» TASK BRIEF: Track down the lines that contain "신체검사서는" and copy them.

-- start of DATASET EXCERPTS --

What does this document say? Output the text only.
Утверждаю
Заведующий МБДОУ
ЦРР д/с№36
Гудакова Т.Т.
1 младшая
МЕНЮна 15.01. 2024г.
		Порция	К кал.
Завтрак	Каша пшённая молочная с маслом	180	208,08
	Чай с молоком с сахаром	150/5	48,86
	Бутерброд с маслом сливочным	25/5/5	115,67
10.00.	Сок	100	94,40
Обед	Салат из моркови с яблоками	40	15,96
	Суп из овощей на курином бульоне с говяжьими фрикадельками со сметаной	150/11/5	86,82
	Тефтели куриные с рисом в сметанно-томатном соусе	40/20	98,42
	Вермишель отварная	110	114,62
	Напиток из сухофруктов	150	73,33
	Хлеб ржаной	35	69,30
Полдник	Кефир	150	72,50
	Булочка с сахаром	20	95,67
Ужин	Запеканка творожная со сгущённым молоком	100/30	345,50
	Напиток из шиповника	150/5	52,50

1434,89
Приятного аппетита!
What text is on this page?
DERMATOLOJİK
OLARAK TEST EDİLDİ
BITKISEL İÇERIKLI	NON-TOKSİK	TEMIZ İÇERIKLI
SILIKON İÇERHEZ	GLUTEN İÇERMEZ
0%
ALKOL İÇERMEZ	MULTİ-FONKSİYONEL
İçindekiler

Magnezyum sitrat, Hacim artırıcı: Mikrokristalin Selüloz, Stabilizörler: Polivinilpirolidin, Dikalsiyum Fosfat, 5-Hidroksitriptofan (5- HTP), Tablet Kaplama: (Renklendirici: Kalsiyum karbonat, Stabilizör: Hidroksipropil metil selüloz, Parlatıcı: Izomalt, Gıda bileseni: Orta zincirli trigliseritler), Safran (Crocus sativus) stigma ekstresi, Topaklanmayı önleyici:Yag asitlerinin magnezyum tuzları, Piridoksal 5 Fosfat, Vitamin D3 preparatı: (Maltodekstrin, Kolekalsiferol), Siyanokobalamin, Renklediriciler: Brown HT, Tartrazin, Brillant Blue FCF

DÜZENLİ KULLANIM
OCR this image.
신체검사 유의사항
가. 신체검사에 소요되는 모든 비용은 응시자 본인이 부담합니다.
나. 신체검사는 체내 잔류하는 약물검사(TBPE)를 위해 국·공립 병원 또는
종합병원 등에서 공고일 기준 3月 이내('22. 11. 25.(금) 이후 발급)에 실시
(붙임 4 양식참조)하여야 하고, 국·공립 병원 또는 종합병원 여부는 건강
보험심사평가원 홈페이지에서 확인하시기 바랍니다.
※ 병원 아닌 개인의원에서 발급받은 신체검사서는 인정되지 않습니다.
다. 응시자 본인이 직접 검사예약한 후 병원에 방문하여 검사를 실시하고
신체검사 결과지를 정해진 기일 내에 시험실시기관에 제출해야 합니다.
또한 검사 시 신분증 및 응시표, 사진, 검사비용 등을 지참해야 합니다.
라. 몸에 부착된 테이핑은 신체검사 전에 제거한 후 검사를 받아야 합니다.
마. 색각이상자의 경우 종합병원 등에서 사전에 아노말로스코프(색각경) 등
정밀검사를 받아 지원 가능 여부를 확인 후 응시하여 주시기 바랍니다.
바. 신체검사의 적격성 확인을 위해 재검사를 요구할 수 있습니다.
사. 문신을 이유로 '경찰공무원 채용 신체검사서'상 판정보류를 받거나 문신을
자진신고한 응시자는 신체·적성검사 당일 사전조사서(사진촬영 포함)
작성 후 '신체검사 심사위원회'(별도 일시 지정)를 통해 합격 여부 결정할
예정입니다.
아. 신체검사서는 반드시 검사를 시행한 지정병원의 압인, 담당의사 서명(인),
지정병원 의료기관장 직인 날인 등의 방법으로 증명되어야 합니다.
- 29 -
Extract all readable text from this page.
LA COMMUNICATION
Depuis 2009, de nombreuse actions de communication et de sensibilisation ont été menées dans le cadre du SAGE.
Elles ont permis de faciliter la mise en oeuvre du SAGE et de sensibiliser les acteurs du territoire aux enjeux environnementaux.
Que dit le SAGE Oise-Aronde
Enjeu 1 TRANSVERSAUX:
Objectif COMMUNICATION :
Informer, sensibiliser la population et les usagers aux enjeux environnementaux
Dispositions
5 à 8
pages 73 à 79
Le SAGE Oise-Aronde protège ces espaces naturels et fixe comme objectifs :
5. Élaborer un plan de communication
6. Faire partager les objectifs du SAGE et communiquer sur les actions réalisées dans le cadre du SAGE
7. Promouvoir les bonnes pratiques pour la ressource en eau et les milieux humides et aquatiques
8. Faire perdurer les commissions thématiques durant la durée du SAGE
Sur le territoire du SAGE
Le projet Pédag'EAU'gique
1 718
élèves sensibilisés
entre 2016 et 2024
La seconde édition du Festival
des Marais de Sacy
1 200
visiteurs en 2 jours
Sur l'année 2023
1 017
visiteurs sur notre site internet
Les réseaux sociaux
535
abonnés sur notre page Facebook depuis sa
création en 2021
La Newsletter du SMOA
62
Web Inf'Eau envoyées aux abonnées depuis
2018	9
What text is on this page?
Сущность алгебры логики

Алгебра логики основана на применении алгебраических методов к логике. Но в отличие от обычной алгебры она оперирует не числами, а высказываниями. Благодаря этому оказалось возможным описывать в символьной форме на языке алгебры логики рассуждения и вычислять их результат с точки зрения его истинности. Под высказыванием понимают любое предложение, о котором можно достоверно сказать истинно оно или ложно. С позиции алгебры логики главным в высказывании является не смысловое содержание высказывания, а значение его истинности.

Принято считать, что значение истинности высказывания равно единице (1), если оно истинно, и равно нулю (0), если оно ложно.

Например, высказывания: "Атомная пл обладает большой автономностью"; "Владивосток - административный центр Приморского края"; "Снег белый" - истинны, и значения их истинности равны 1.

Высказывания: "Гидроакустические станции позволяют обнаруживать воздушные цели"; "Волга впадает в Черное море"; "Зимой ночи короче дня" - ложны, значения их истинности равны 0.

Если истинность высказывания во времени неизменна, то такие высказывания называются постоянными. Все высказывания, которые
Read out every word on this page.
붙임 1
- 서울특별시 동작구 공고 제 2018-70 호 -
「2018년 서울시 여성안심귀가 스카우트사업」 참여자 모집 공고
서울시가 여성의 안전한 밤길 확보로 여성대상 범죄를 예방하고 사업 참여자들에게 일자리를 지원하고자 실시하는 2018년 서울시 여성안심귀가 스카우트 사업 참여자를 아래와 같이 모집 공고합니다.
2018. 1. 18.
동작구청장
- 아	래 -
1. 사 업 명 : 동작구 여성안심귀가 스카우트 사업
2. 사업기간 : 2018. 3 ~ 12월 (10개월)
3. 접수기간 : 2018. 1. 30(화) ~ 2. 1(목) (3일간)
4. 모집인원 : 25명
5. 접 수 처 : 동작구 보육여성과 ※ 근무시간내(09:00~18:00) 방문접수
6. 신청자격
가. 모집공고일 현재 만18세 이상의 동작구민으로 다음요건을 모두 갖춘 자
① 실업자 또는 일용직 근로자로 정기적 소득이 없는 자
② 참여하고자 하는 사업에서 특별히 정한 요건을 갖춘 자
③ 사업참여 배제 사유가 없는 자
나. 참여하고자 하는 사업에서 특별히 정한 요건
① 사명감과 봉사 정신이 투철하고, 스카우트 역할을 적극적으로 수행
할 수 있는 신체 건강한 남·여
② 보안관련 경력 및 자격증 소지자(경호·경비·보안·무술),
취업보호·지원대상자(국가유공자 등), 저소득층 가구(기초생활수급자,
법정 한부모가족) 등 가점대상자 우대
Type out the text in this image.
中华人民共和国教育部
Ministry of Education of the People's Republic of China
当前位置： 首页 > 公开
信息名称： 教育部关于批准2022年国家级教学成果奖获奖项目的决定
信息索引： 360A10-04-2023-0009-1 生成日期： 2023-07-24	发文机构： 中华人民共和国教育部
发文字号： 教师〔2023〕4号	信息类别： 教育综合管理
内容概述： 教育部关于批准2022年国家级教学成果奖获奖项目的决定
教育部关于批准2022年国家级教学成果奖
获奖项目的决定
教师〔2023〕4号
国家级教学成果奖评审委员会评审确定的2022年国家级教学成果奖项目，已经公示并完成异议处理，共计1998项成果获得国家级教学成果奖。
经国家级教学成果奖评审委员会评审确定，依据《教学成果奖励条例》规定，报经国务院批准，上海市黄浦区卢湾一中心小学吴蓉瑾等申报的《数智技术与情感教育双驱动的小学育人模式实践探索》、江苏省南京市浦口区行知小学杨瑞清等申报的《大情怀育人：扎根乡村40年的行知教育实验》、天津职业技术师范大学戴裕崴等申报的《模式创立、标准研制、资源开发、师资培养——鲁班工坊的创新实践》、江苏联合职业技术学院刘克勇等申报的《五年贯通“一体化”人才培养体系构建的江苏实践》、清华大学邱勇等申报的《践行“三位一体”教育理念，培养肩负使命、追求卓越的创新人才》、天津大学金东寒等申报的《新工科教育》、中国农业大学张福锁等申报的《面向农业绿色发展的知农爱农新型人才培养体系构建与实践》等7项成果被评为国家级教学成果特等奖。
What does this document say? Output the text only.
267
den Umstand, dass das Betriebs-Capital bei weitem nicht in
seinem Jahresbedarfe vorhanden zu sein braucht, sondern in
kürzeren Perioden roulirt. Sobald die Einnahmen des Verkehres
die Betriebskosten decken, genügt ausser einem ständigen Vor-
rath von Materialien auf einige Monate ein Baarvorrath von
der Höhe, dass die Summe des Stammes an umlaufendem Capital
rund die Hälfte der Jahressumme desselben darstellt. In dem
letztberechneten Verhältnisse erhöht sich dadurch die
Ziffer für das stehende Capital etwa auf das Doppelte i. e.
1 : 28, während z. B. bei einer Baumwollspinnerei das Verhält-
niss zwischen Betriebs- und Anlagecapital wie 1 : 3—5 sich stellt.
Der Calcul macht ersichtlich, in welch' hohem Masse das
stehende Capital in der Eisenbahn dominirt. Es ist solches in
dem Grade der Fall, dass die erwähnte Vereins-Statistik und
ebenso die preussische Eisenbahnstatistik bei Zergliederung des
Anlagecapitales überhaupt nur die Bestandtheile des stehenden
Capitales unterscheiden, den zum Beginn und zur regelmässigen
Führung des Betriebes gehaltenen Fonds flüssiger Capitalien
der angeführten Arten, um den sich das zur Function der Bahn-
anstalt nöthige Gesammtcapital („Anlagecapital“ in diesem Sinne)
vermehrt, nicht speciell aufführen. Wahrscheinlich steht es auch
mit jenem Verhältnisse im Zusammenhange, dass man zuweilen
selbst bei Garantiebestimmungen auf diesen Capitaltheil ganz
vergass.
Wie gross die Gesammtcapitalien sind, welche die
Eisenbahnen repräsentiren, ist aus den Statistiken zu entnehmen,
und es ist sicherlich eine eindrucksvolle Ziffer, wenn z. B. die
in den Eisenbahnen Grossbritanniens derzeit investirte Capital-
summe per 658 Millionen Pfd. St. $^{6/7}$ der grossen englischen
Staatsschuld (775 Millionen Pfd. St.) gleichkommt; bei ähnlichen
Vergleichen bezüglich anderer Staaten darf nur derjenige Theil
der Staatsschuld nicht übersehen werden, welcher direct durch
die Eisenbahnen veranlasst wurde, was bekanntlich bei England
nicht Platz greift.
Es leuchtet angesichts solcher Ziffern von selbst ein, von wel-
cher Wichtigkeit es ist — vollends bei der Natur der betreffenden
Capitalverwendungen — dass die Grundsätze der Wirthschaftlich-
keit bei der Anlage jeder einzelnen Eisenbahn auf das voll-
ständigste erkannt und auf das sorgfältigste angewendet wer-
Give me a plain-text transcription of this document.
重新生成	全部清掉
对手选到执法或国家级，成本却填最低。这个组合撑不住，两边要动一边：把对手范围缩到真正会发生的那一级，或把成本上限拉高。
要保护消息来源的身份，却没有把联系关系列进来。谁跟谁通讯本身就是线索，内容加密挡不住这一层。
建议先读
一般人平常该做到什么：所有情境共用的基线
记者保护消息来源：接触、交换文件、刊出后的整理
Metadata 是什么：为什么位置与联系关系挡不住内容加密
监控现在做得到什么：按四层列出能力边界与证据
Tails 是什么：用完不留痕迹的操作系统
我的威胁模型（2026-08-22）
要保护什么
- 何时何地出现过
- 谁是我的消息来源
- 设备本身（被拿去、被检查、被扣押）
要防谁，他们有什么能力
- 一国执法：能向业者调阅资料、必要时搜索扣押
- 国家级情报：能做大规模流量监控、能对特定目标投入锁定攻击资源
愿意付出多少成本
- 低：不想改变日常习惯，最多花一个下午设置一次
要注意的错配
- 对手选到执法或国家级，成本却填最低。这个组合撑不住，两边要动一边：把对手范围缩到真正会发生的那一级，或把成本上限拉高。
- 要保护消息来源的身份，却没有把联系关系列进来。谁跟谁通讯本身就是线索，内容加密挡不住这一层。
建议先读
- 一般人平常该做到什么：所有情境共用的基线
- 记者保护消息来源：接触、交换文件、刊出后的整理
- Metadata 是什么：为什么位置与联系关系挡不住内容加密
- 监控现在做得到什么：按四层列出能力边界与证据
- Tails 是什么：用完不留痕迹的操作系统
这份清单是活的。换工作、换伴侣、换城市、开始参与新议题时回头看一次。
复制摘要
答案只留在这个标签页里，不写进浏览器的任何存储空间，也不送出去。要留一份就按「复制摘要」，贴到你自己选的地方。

-- end of DATASET EXCERPTS --

» TASK RESULT:
※ 병원 아닌 개인의원에서 발급받은 신체검사서는 인정되지 않습니다.
아. 신체검사서는 반드시 검사를 시행한 지정병원의 압인, 담당의사 서명(인),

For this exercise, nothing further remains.